_GIVEN INSTRUCTION_: Count how many lines of the material contain the string "výstavbou", then give that number and nothing more.

_PROVIDED RECORDS_:
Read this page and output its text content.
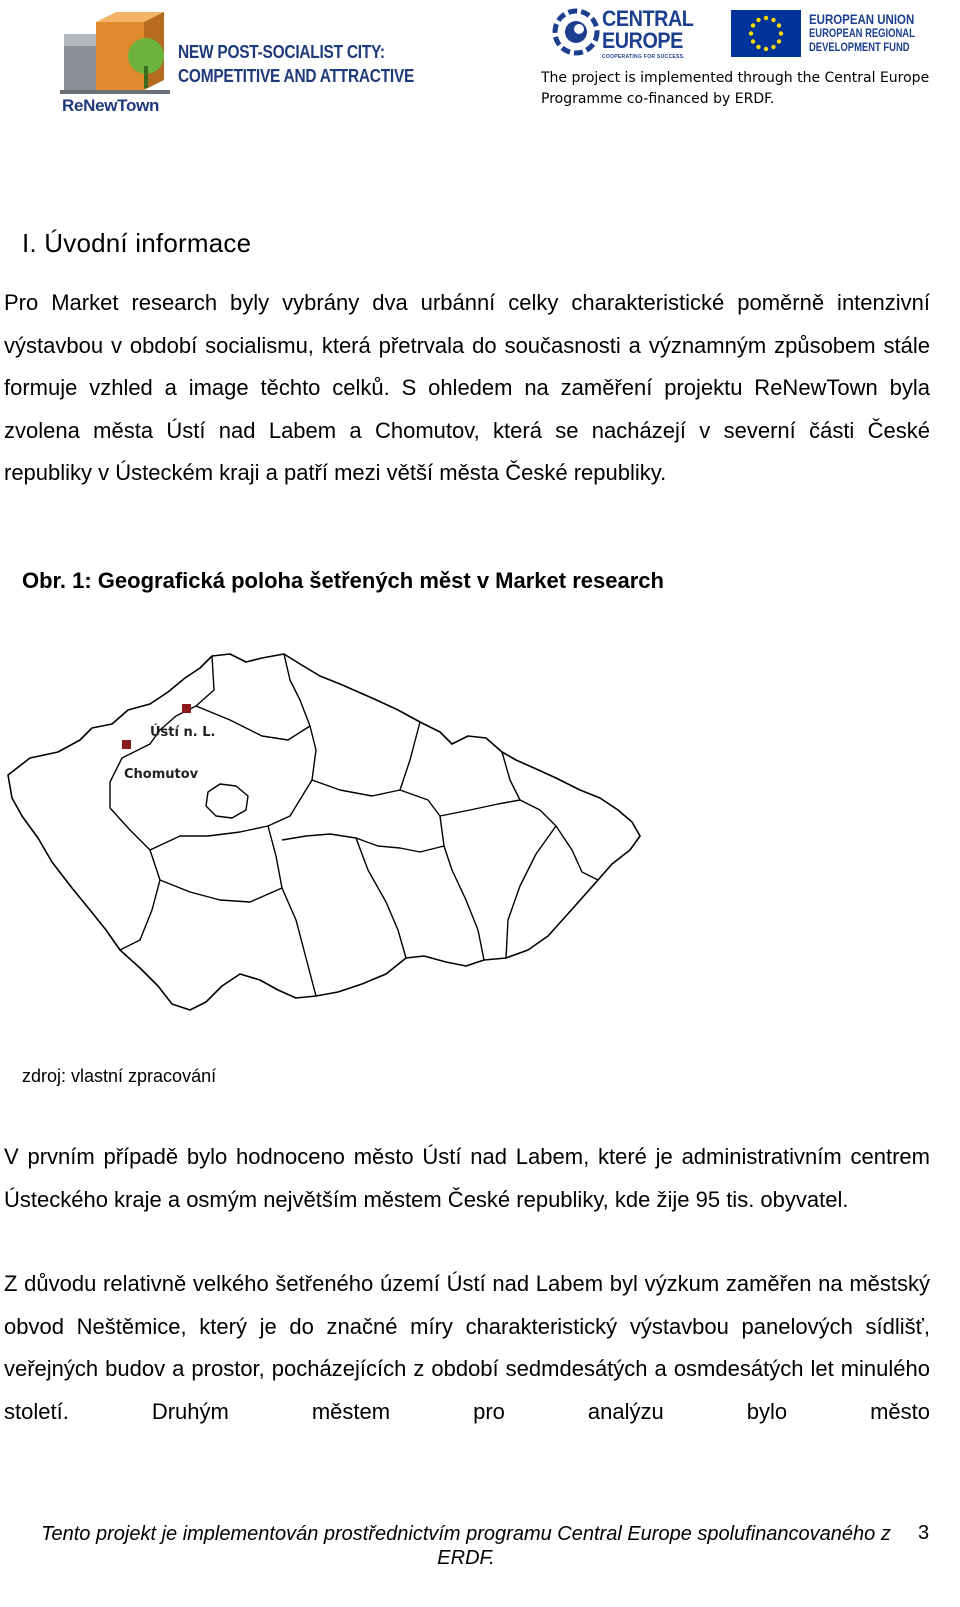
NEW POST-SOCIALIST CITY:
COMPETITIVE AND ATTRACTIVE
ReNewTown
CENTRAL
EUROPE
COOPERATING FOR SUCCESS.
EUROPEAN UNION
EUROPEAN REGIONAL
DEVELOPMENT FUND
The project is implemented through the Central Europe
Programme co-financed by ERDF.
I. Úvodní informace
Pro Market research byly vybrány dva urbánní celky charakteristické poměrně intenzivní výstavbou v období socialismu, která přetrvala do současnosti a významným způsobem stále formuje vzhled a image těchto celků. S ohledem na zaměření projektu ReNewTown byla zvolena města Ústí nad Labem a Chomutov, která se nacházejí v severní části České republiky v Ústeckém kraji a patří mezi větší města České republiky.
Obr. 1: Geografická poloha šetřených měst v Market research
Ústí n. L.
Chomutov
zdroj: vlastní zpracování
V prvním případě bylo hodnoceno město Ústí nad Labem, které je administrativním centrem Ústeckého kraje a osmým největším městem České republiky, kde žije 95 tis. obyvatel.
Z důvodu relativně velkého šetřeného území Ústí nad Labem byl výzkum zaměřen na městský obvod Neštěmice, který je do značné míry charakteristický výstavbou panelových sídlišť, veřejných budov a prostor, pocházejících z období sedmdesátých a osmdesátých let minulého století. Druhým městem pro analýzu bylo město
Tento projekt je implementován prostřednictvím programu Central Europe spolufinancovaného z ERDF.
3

* * *

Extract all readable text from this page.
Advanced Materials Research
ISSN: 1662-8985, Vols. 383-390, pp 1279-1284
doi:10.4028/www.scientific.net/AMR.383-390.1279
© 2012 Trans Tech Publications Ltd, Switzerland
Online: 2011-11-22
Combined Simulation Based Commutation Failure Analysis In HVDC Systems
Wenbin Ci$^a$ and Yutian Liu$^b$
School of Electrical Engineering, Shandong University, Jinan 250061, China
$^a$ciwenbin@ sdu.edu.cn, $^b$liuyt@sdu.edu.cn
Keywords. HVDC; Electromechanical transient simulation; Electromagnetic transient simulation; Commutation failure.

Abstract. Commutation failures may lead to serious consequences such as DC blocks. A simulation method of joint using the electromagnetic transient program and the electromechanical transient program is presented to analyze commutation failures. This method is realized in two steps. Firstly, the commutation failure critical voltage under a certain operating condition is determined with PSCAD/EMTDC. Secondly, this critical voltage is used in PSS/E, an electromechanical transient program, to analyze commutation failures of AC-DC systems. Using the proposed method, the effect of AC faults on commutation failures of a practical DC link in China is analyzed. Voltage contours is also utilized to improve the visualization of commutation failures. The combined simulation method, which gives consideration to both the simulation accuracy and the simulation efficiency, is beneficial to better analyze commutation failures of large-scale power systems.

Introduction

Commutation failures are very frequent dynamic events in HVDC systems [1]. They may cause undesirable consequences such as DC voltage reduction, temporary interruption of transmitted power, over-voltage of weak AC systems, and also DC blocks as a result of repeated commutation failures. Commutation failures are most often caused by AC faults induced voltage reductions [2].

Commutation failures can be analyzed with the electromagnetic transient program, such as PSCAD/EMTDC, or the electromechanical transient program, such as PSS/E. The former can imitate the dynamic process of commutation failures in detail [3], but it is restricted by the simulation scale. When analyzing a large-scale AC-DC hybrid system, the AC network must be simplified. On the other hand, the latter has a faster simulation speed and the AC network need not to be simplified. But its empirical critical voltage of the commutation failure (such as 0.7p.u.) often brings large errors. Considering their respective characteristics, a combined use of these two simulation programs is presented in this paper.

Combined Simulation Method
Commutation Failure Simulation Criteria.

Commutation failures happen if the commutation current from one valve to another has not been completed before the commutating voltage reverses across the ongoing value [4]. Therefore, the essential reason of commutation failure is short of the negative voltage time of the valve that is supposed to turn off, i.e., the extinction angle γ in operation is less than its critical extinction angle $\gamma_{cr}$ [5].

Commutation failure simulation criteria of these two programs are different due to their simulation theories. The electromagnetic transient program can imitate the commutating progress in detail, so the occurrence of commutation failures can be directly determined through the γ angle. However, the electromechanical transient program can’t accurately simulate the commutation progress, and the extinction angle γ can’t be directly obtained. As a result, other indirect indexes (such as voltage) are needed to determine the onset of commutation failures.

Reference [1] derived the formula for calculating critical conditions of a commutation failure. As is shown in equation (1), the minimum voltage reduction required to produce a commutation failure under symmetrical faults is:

_ANSWER FOR THIS EXERCISE_: 2